→ **EXTRAIT DU DOCUMENT**:
Avant les révélations fracassantes sur l’usage du furtif cheval de Troie Pegasus, le Makhzen avait révélé, au sein même de l’ONU, sa volonté de contribuer à la partition de l’Algérie, en y favorisant activement schisme et sécessionnisme. Coup de bluff ou pas, c’était une autre déclaration de guerre qui ne disait pas également son nom ! Mais qu’elle ait ou non un fond de réalité, cette menace d’aider le séparatisme du MAK anti-algérien est le dernier maillon d’une chaîne de provocations diplomatiques et médiatiques parfois dignes des charmeurs de serpents de la fameuse place Djamaâ Lefna à Marrakech.
Un catalogue de bravades et d’agressions auquel on s’était habitués avant l’avènement de Pegasus, dont on n’a pas encore évalué les dégâts concrets à l’aune de la souveraineté nationale. Une série de fomentations parfois loufoques quand elles n’étaient pas irritantes, et dont les servants diplomatiques et sécuritaires du roi ont le secret.
Les bouffonneries d’une diplomatie bunkérisée
Par exemple, en mai 2017, à Saint-Vincent-et-les-Grenadines aux Caraïbes, à l’occasion de la réunion du Comité de décolonisation de l’ONU. Pour faire triompher ses propres thèses annexionnistes, ou contrecarrer les résolutions onusiennes qui y sont défavorables, c’est selon, la délégation marocaine avait eu tout simplement recours à une bouffonnerie du plus mauvais goût. Une mise en scène destinée à accuser un diplomate algérien de haut rang d’avoir frappé le chef de la délégation marocaine ! Comme si un tel présumé acte pouvait échapper aux nombreux témoins présents et surtout aux caméras de surveillance, sans compter les journalistes ! Ce sketch mièvre avait eu, bien sûr, de part et d’autre, des réactions diplomatiques largement médiatisées.
Ce énième épisode montre en tout cas l’état de délabrement, de paranoïa et de bunkérisation dans lequel se trouve, depuis assez longtemps déjà, la diplomatie alaouite. Le royaume alaouite ne manque pourtant pas de diplomates compétents, et sa diplomatie est l’une des plus anciennes du monde musulman. Mais comment expliquer sa régulière descente aux enfers du ridicule depuis la mort du roi Hassan II ? Au point d’atteindre un niveau de médiocrité digne d’une république néocoloniale de troisième ou quatrième ordre. De temps en temps, la presse marocaine la plus audacieuse et qui est en même temps la plus talentueuse se fait l’écho de la mise à l’écart de diplomates professionnels au profit de profils étrangers au métier. Un choix de serviteurs basé sur les seuls critères d’allégeance et de clientélisme. Une préjudiciable politique de ressources humaines aggravée par l’amateurisme des pistonnés, l’indécision du roi et l’impulsivité de certains de ses MAE en matière de politique extérieure. Et les grosses bévues ne se comptaient plus avant le stupéfiant usage du chantage par l’immigration clandestine massive, à travers l’organisation d’une mini-marche verte désespérée de harragas marocains sur les enclaves espagnoles, donc européennes, de Ceuta et Melilla.

Entrées de données:
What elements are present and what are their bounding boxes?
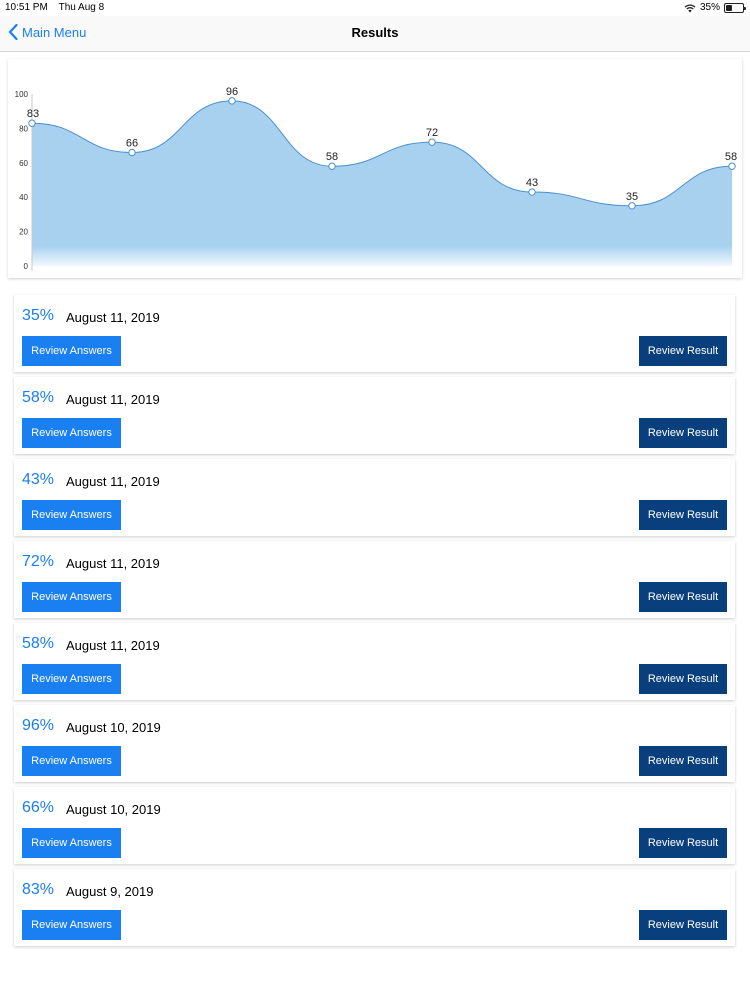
review-result-button[interactable]: Review Result: [639, 746, 727, 776]
result-score: 96%: [22, 717, 55, 734]
data-point: [728, 162, 736, 170]
result-card: 35% August 11, 2019 Review Answers Review R…: [14, 295, 735, 372]
status-left: 10:51 PM Thu Aug 8: [5, 1, 104, 15]
result-score: 58%: [22, 635, 55, 652]
battery-icon: [724, 3, 746, 13]
result-card: 58% August 11, 2019 Review Answers Review R…: [14, 623, 735, 700]
review-answers-button[interactable]: Review Answers: [22, 500, 121, 530]
review-answers-button[interactable]: Review Answers: [22, 828, 121, 858]
review-result-button[interactable]: Review Result: [639, 664, 727, 694]
chart-area-fill: [32, 100, 732, 266]
result-card: 72% August 11, 2019 Review Answers Review R…: [14, 541, 735, 618]
back-button-label: Main Menu: [22, 24, 87, 40]
data-point: [228, 97, 236, 105]
y-tick-label: 40: [19, 193, 28, 202]
data-point: [528, 188, 536, 196]
review-result-button[interactable]: Review Result: [639, 582, 727, 612]
area-chart: 0 20 40 60 80 100 83 66 96 58 72 43 35 58: [15, 86, 737, 271]
y-tick-label: 0: [24, 262, 29, 271]
data-label: 96: [226, 86, 238, 98]
y-tick-label: 80: [19, 124, 28, 133]
result-card: 66% August 10, 2019 Review Answers Review R…: [14, 787, 735, 864]
results-list: 35% August 11, 2019 Review Answers Review R…: [14, 295, 736, 951]
battery-level: [726, 5, 732, 11]
result-date: August 11, 2019: [66, 556, 160, 571]
status-right: 35%: [684, 1, 746, 15]
data-label: 83: [27, 108, 39, 120]
result-score: 58%: [22, 389, 55, 406]
result-card: 43% August 11, 2019 Review Answers Review R…: [14, 459, 735, 536]
result-date: August 11, 2019: [66, 474, 160, 489]
battery-percent: 35%: [699, 2, 720, 13]
result-score: 35%: [22, 307, 55, 324]
back-button[interactable]: Main Menu: [8, 24, 86, 40]
result-score: 66%: [22, 799, 55, 816]
data-point: [28, 119, 36, 127]
review-answers-button[interactable]: Review Answers: [22, 418, 121, 448]
result-card: 96% August 10, 2019 Review Answers Review R…: [14, 705, 735, 782]
chevron-left-icon: [8, 24, 18, 40]
data-label: 58: [725, 151, 737, 163]
result-date: August 9, 2019: [66, 884, 154, 899]
status-time: 10:51 PM: [5, 2, 48, 13]
result-score: 43%: [22, 471, 55, 488]
result-date: August 11, 2019: [66, 310, 160, 325]
wifi-icon: [684, 4, 696, 13]
review-answers-button[interactable]: Review Answers: [22, 746, 121, 776]
chart-line: [31, 100, 733, 207]
y-tick-label: 60: [19, 159, 28, 168]
review-result-button[interactable]: Review Result: [639, 910, 727, 940]
page-title: Results: [351, 25, 399, 40]
result-card: 58% August 11, 2019 Review Answers Review R…: [14, 377, 735, 454]
review-result-button[interactable]: Review Result: [639, 828, 727, 858]
result-date: August 10, 2019: [66, 720, 161, 735]
y-tick-label: 20: [19, 228, 28, 237]
data-label: 58: [326, 151, 338, 163]
data-point: [328, 162, 336, 170]
result-date: August 11, 2019: [66, 392, 160, 407]
results-chart: 0 20 40 60 80 100 83 66 96 58 72 43 35 58: [8, 59, 742, 278]
result-date: August 10, 2019: [66, 802, 161, 817]
data-label: 66: [126, 137, 138, 149]
status-date: Thu Aug 8: [58, 2, 105, 13]
result-score: 83%: [22, 881, 55, 898]
data-label: 43: [526, 177, 538, 189]
review-result-button[interactable]: Review Result: [639, 336, 727, 366]
review-answers-button[interactable]: Review Answers: [22, 910, 121, 940]
data-point: [428, 138, 436, 146]
navigation-bar: Main Menu Results: [0, 16, 750, 52]
data-label: 35: [626, 191, 638, 203]
review-result-button[interactable]: Review Result: [639, 500, 727, 530]
result-score: 72%: [22, 553, 55, 570]
data-label: 72: [426, 127, 438, 139]
review-answers-button[interactable]: Review Answers: [22, 664, 121, 694]
result-date: August 11, 2019: [66, 638, 160, 653]
review-result-button[interactable]: Review Result: [639, 418, 727, 448]
data-point: [128, 148, 136, 157]
status-bar: 10:51 PM Thu Aug 8 35%: [0, 0, 750, 16]
data-point: [628, 202, 636, 210]
y-tick-label: 100: [15, 90, 29, 99]
review-answers-button[interactable]: Review Answers: [22, 336, 121, 366]
result-card: 83% August 9, 2019 Review Answers Review Re…: [14, 869, 735, 946]
review-answers-button[interactable]: Review Answers: [22, 582, 121, 612]
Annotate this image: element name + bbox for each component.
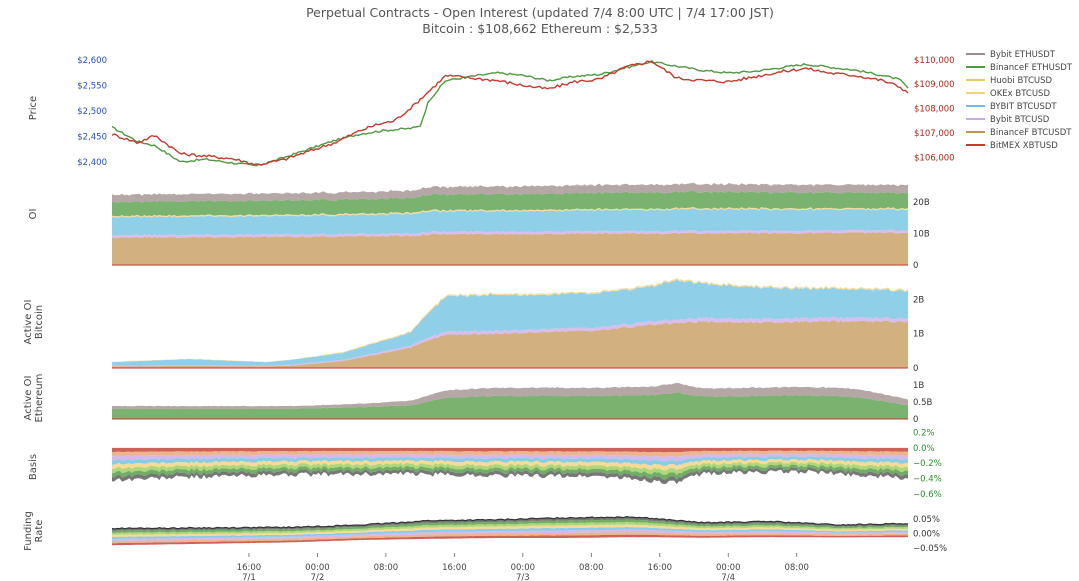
funding-band [112,532,908,544]
area-bybit-btcusdt [112,208,908,236]
ylabel-price: Price [28,96,39,120]
legend-label: BYBIT BTCUSDT [990,102,1057,112]
ylabel-active_oi_eth: Active OI [23,376,34,421]
legend-label: Bybit ETHUSDT [990,50,1056,60]
basis-band [112,464,908,480]
right-tick-active_oi_eth: 0 [913,415,918,425]
x-tick-time: 08:00 [374,563,399,573]
right-tick-oi: 0 [913,261,918,271]
right-tick-oi: 10B [913,229,930,239]
x-tick-time: 16:00 [237,563,262,573]
chart-title: Perpetual Contracts - Open Interest (upd… [306,5,774,20]
price-right-tick: $109,000 [914,80,955,90]
x-tick-date: 7/4 [721,573,735,581]
chart-subtitle: Bitcoin : $108,662 Ethereum : $2,533 [422,21,658,36]
ylabel2-funding: Rate [34,520,45,543]
x-tick-date: 7/3 [516,573,530,581]
basis-band [112,447,908,453]
ylabel-funding: Funding [23,511,34,551]
funding-band [112,526,908,540]
ylabel-basis: Basis [28,454,39,480]
basis-band [112,467,908,485]
area-binancef-btcusdt [112,232,908,265]
panel-active_oi_btc: Active OI Bitcoin 0 1B 2B [23,277,924,374]
basis-band [112,450,908,457]
area-bybit-ethusdt [112,383,908,410]
price-left-tick: $2,400 [77,158,107,168]
right-tick-funding: 0.05% [913,515,940,525]
area-bybit-btcusdt [112,279,908,366]
funding-top-line [111,515,909,530]
panel-oi: OI 0 10B 20B [28,182,930,271]
price-left-tick: $2,450 [77,132,107,142]
price-series-line [111,59,909,167]
area-bybit-ethusdt [112,182,908,203]
basis-band [112,461,908,476]
x-tick-time: 16:00 [442,563,467,573]
x-tick-time: 00:00 [305,563,330,573]
panel-active_oi_eth: Active OI Ethereum 0 0.5B 1B [23,374,933,425]
right-tick-active_oi_btc: 1B [913,330,924,340]
panel-price: Price $2,400 $2,450 $2,500 $2,550 $2,600 $106,… [28,56,955,168]
basis-band [112,458,908,471]
right-tick-basis: 0.2% [913,429,935,439]
legend-label: BinanceF ETHUSDT [990,63,1073,73]
x-tick-date: 7/2 [311,573,325,581]
right-tick-basis: −0.2% [913,459,942,469]
right-tick-basis: 0.0% [913,444,935,454]
price-left-tick: $2,500 [77,107,107,117]
x-tick-date: 7/1 [242,573,256,581]
legend-label: BinanceF BTCUSDT [990,128,1072,138]
x-axis: 16:007/100:007/208:00 16:00 00:007/308:00 1… [237,553,809,581]
ylabel-active_oi_btc: Active OI [23,300,34,345]
panel-basis: Basis −0.6% −0.4% −0.2% 0.0% 0.2% [28,429,942,500]
chart-panels: Price $2,400 $2,450 $2,500 $2,550 $2,600 $106,… [23,56,955,554]
x-tick-time: 00:00 [716,563,741,573]
chart-legend: Bybit ETHUSDT BinanceF ETHUSDT Huobi BTCUS… [966,50,1073,151]
basis-band [112,453,908,462]
ylabel-oi: OI [28,209,39,220]
right-tick-basis: −0.4% [913,475,942,485]
right-tick-funding: −0.05% [913,544,947,554]
x-tick-time: 00:00 [511,563,536,573]
price-left-tick: $2,600 [77,56,107,66]
area-binancef-ethusdt [112,392,908,419]
legend-label: Huobi BTCUSD [990,76,1053,86]
x-tick-time: 16:00 [648,563,673,573]
area-binancef-ethusdt [112,190,908,217]
funding-band [112,521,908,535]
funding-band [112,524,908,538]
funding-band [112,519,908,533]
legend-label: BitMEX XBTUSD [990,141,1058,151]
price-series-line [111,60,909,166]
funding-band [112,529,908,542]
basis-band [112,456,908,466]
right-tick-active_oi_eth: 1B [913,381,924,391]
right-tick-active_oi_btc: 0 [913,364,918,374]
right-tick-basis: −0.6% [913,490,942,500]
area-okex-btcusd [112,277,908,363]
right-tick-funding: 0.00% [913,530,940,540]
ylabel2-active_oi_eth: Ethereum [34,374,45,423]
right-tick-active_oi_eth: 0.5B [913,398,933,408]
funding-band [112,534,908,546]
price-right-tick: $107,000 [914,129,955,139]
area-bybit-btcusd [112,316,908,367]
ylabel2-active_oi_btc: Bitcoin [34,305,45,339]
price-right-tick: $110,000 [914,56,955,66]
area-bybit-btcusd [112,229,908,239]
right-tick-oi: 20B [913,198,930,208]
area-binancef-btcusdt [112,320,908,368]
x-tick-time: 08:00 [579,563,604,573]
legend-label: OKEx BTCUSD [990,89,1050,99]
x-tick-time: 08:00 [784,563,809,573]
price-left-tick: $2,550 [77,82,107,92]
panel-funding: Funding Rate −0.05% 0.00% 0.05% [23,511,947,554]
legend-label: Bybit BTCUSD [990,115,1050,125]
price-right-tick: $108,000 [914,105,955,115]
right-tick-active_oi_btc: 2B [913,295,924,305]
price-right-tick: $106,000 [914,153,955,163]
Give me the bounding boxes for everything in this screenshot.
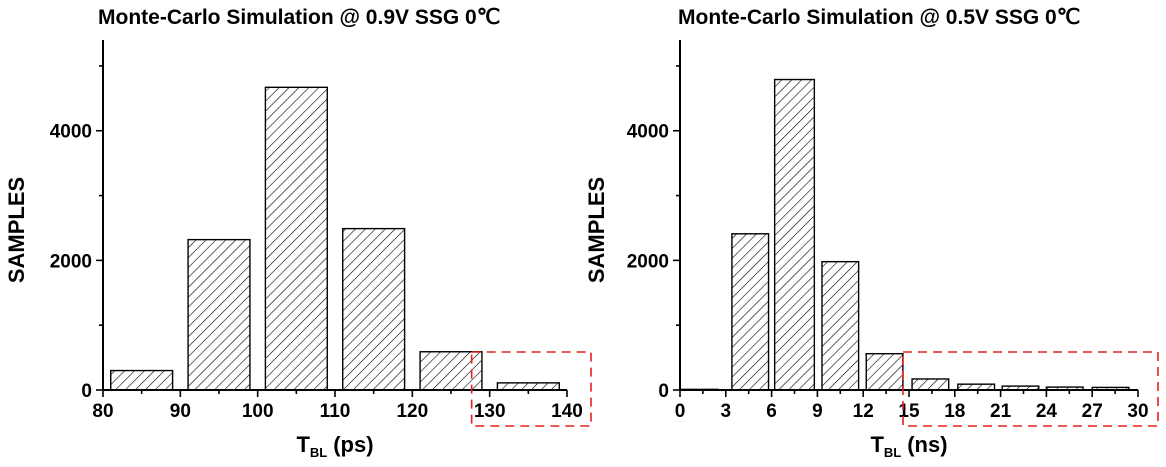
chart-right-bar-1 [731, 233, 770, 391]
chart-right-bar-3 [821, 260, 860, 391]
chart-right-ytick-label-0: 0 [658, 381, 669, 402]
chart-left-highlight-box [470, 351, 592, 427]
chart-left-xtick-label-1: 90 [170, 401, 191, 422]
chart-left-bar-4 [419, 351, 483, 391]
chart-left-ytick-label-1: 2000 [50, 251, 92, 272]
chart-right-bar-4 [865, 353, 904, 391]
chart-right-xtick-label-8: 24 [1036, 401, 1058, 422]
chart-right-xlabel-sub: BL [884, 445, 901, 460]
chart-left-bars [110, 86, 560, 391]
chart-right-ylabel: SAMPLES [584, 177, 609, 283]
chart-left-xlabel-unit: (ps) [333, 432, 373, 457]
chart-right-highlight-box [902, 351, 1159, 427]
chart-left-ylabel: SAMPLES [4, 177, 29, 283]
chart-left-axes [102, 40, 567, 391]
chart-right-axes [679, 40, 1138, 391]
chart-left-xlabel-main: T [296, 432, 310, 457]
chart-left-xtick-label-6: 140 [551, 401, 583, 422]
chart-right-xtick-label-2: 6 [766, 401, 777, 422]
chart-right-xlabel: TBL (ns) [870, 432, 947, 460]
chart-right-xtick-label-5: 15 [898, 401, 920, 422]
chart-right-xtick-label-4: 12 [853, 401, 874, 422]
chart-left-bar-3 [342, 227, 406, 391]
chart-left-bar-1 [187, 238, 251, 391]
chart-right-title: Monte-Carlo Simulation @ 0.5V SSG 0℃ [678, 6, 1080, 29]
chart-left-xlabel-sub: BL [310, 445, 327, 460]
chart-right-xlabel-unit: (ns) [907, 432, 947, 457]
chart-left-title: Monte-Carlo Simulation @ 0.9V SSG 0℃ [98, 6, 500, 29]
chart-right-xtick-label-1: 3 [721, 401, 732, 422]
chart-right-xtick-label-10: 30 [1127, 401, 1148, 422]
chart-left-xtick-label-2: 100 [242, 401, 274, 422]
chart-right: Monte-Carlo Simulation @ 0.5V SSG 0℃ SAM… [584, 6, 1159, 460]
chart-right-bar-2 [773, 78, 816, 391]
chart-left-xtick-label-3: 110 [320, 401, 351, 422]
chart-right-xtick-label-9: 27 [1082, 401, 1103, 422]
chart-right-bar-5 [911, 378, 950, 391]
chart-left-xtick-label-0: 80 [92, 401, 113, 422]
chart-right-bars [679, 78, 1130, 391]
chart-left-ytick-label-2: 4000 [50, 122, 92, 143]
chart-right-ticks: 0 3 6 9 12 15 18 21 24 27 30 0 2000 4000 [627, 65, 1149, 422]
chart-right-xlabel-main: T [870, 432, 884, 457]
chart-left-bar-0 [110, 369, 174, 391]
chart-right-xtick-label-0: 0 [675, 401, 686, 422]
chart-left-xlabel: TBL (ps) [296, 432, 373, 460]
chart-right-xtick-label-7: 21 [990, 401, 1012, 422]
chart-left-ytick-label-0: 0 [81, 381, 92, 402]
chart-left-bar-5 [496, 382, 560, 391]
chart-right-ytick-label-1: 2000 [627, 251, 669, 272]
chart-left-xtick-label-4: 120 [396, 401, 428, 422]
chart-left: Monte-Carlo Simulation @ 0.9V SSG 0℃ SAM… [4, 6, 592, 460]
chart-left-bar-2 [264, 86, 328, 391]
chart-left-xtick-label-5: 130 [474, 401, 506, 422]
chart-right-xtick-label-6: 18 [944, 401, 965, 422]
chart-right-xtick-label-3: 9 [812, 401, 823, 422]
chart-right-ytick-label-2: 4000 [627, 122, 669, 143]
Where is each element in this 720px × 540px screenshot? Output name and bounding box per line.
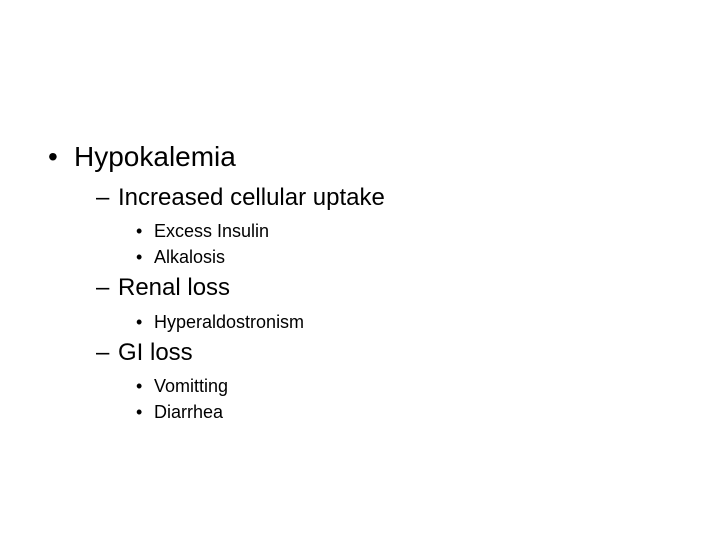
level2-item: –GI loss [96,337,720,369]
level2-item: –Increased cellular uptake [96,182,720,214]
level3-text: Excess Insulin [154,221,269,241]
level3-text: Diarrhea [154,402,223,422]
level3-item: •Alkalosis [136,244,720,270]
bullet-l3: • [136,244,154,270]
level3-item: •Diarrhea [136,399,720,425]
level2-item: –Renal loss [96,272,720,304]
level3-item: •Excess Insulin [136,218,720,244]
level3-text: Hyperaldostronism [154,312,304,332]
level2-text: GI loss [118,339,193,366]
level3-item: •Vomitting [136,373,720,399]
bullet-l3: • [136,373,154,399]
bullet-l3: • [136,309,154,335]
bullet-l1: • [48,138,74,176]
bullet-l3: • [136,218,154,244]
bullet-l2: – [96,182,118,214]
level2-text: Renal loss [118,274,230,301]
level3-item: •Hyperaldostronism [136,309,720,335]
level2-text: Increased cellular uptake [118,184,385,211]
bullet-l2: – [96,337,118,369]
level1-text: Hypokalemia [74,141,236,172]
bullet-l2: – [96,272,118,304]
level3-text: Vomitting [154,376,228,396]
bullet-l3: • [136,399,154,425]
level3-text: Alkalosis [154,247,225,267]
level1-item: •Hypokalemia [48,138,720,176]
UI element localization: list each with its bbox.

→ **SÉRIE D'EXERCICES**:
a - Énumérez les facteurs qui, selon l'extrait sur la diplomatie marocaine, aggravent la politique de ressources humaines qualifiée de préjudiciable.
b - Recopiez fidèlement le passage de l'extrait sur la diplomatie marocaine qui va de « Un catalogue de » jusqu'à « ont le secret. ».
c - Répondez aux questions suivantes à partir de l'extrait sur la diplomatie marocaine :
(i) Dans quelle ville se trouve la place Djamaâ Lefna ?
(ii) En quel mois et en quelle année s'est tenue la réunion du Comité de décolonisation de l'ONU à Saint-Vincent-et-les-Grenadines ?
(iii) Vers quelles enclaves la mini-marche verte de harragas marocains a-t-elle été organisée ?

→ **RÉPONSES FOURNIES**:
a -
l'amateurisme des pistonnés
l'indécision du roi
l'impulsivité de certains de ses MAE en matière de politique extérieure

b -
Un catalogue de bravades et d’agressions auquel on s’était habitués avant l’avènement de Pegasus, dont on n’a pas encore évalué les dégâts concrets à l’aune de la souveraineté nationale. Une série de fomentations parfois loufoques quand elles n’étaient pas irritantes, et dont les servants diplomatiques et sécuritaires du roi ont le secret.

c -
(i) Marrakech
(ii) Mai 2017
(iii) Ceuta et Melilla